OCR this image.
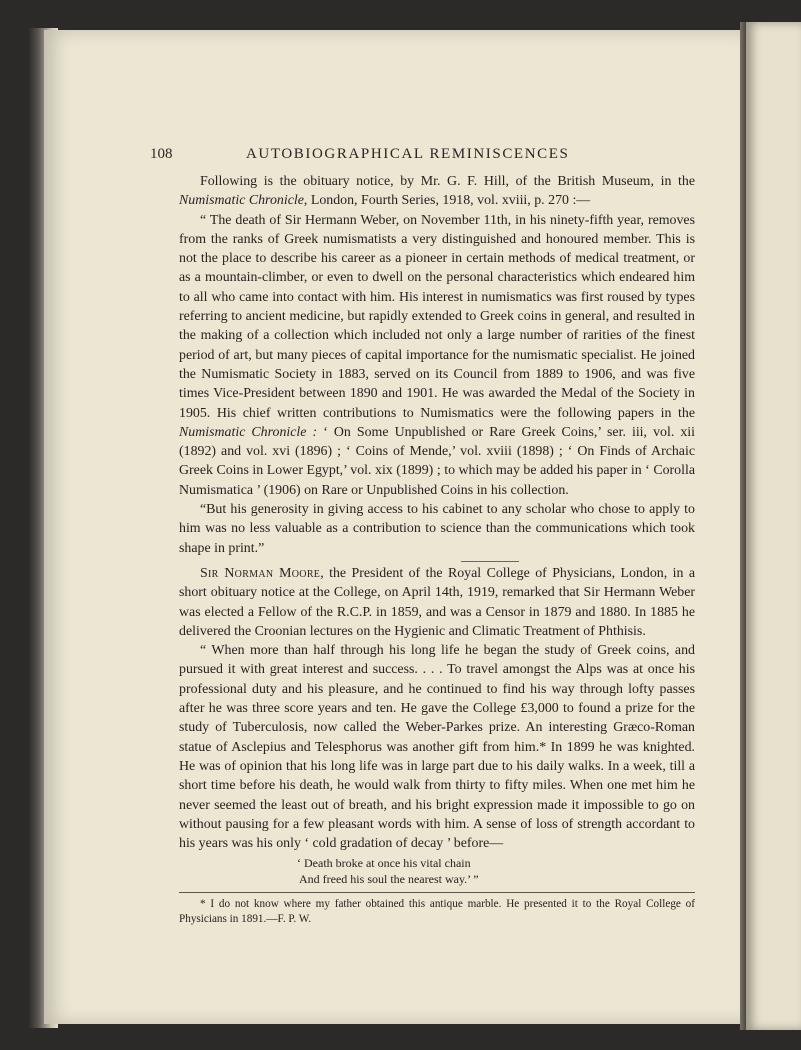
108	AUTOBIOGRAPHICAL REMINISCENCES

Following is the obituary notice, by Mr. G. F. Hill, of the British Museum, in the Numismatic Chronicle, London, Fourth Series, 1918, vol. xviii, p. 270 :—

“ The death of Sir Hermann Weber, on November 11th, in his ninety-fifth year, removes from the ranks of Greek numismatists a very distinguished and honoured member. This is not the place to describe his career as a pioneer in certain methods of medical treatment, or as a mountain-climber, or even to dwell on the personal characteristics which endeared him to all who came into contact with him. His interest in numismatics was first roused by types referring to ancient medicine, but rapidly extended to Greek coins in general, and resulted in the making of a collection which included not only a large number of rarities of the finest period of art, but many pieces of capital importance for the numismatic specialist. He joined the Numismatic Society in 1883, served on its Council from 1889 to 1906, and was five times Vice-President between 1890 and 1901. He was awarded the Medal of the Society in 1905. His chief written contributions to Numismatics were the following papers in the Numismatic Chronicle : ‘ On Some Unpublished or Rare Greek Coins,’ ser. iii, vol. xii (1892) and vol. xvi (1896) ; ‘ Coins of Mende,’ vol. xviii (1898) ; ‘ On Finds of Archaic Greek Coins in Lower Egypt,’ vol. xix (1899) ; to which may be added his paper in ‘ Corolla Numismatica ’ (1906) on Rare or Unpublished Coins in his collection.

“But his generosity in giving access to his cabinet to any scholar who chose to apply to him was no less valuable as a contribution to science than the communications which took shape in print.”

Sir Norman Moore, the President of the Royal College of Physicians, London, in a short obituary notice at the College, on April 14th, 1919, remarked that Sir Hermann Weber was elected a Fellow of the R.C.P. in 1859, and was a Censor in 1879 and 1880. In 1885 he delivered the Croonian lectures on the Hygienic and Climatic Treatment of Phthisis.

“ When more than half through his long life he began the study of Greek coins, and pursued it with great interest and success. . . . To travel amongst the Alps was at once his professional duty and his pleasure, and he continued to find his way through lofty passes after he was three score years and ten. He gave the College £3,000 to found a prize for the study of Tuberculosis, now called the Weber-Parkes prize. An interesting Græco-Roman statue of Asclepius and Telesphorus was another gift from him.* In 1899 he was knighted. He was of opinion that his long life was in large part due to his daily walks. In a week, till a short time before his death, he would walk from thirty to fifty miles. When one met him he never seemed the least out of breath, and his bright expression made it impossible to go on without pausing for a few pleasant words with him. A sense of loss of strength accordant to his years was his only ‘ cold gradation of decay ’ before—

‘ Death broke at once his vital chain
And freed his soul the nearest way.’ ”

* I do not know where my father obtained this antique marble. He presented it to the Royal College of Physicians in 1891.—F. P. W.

════════════════════

What to work on:
Transcribe the material as is, with images omitted.

Response to this exercise:
OCR this image.
108	AUTOBIOGRAPHICAL REMINISCENCES

Following is the obituary notice, by Mr. G. F. Hill, of the British Museum, in the Numismatic Chronicle, London, Fourth Series, 1918, vol. xviii, p. 270 :—

“ The death of Sir Hermann Weber, on November 11th, in his ninety-fifth year, removes from the ranks of Greek numismatists a very distinguished and honoured member. This is not the place to describe his career as a pioneer in certain methods of medical treatment, or as a mountain-climber, or even to dwell on the personal characteristics which endeared him to all who came into contact with him. His interest in numismatics was first roused by types referring to ancient medicine, but rapidly extended to Greek coins in general, and resulted in the making of a collection which included not only a large number of rarities of the finest period of art, but many pieces of capital importance for the numismatic specialist. He joined the Numismatic Society in 1883, served on its Council from 1889 to 1906, and was five times Vice-President between 1890 and 1901. He was awarded the Medal of the Society in 1905. His chief written contributions to Numismatics were the following papers in the Numismatic Chronicle : ‘ On Some Unpublished or Rare Greek Coins,’ ser. iii, vol. xii (1892) and vol. xvi (1896) ; ‘ Coins of Mende,’ vol. xviii (1898) ; ‘ On Finds of Archaic Greek Coins in Lower Egypt,’ vol. xix (1899) ; to which may be added his paper in ‘ Corolla Numismatica ’ (1906) on Rare or Unpublished Coins in his collection.

“But his generosity in giving access to his cabinet to any scholar who chose to apply to him was no less valuable as a contribution to science than the communications which took shape in print.”

Sir Norman Moore, the President of the Royal College of Physicians, London, in a short obituary notice at the College, on April 14th, 1919, remarked that Sir Hermann Weber was elected a Fellow of the R.C.P. in 1859, and was a Censor in 1879 and 1880. In 1885 he delivered the Croonian lectures on the Hygienic and Climatic Treatment of Phthisis.

“ When more than half through his long life he began the study of Greek coins, and pursued it with great interest and success. . . . To travel amongst the Alps was at once his professional duty and his pleasure, and he continued to find his way through lofty passes after he was three score years and ten. He gave the College £3,000 to found a prize for the study of Tuberculosis, now called the Weber-Parkes prize. An interesting Græco-Roman statue of Asclepius and Telesphorus was another gift from him.* In 1899 he was knighted. He was of opinion that his long life was in large part due to his daily walks. In a week, till a short time before his death, he would walk from thirty to fifty miles. When one met him he never seemed the least out of breath, and his bright expression made it impossible to go on without pausing for a few pleasant words with him. A sense of loss of strength accordant to his years was his only ‘ cold gradation of decay ’ before—

‘ Death broke at once his vital chain
And freed his soul the nearest way.’ ”

* I do not know where my father obtained this antique marble. He presented it to the Royal College of Physicians in 1891.—F. P. W.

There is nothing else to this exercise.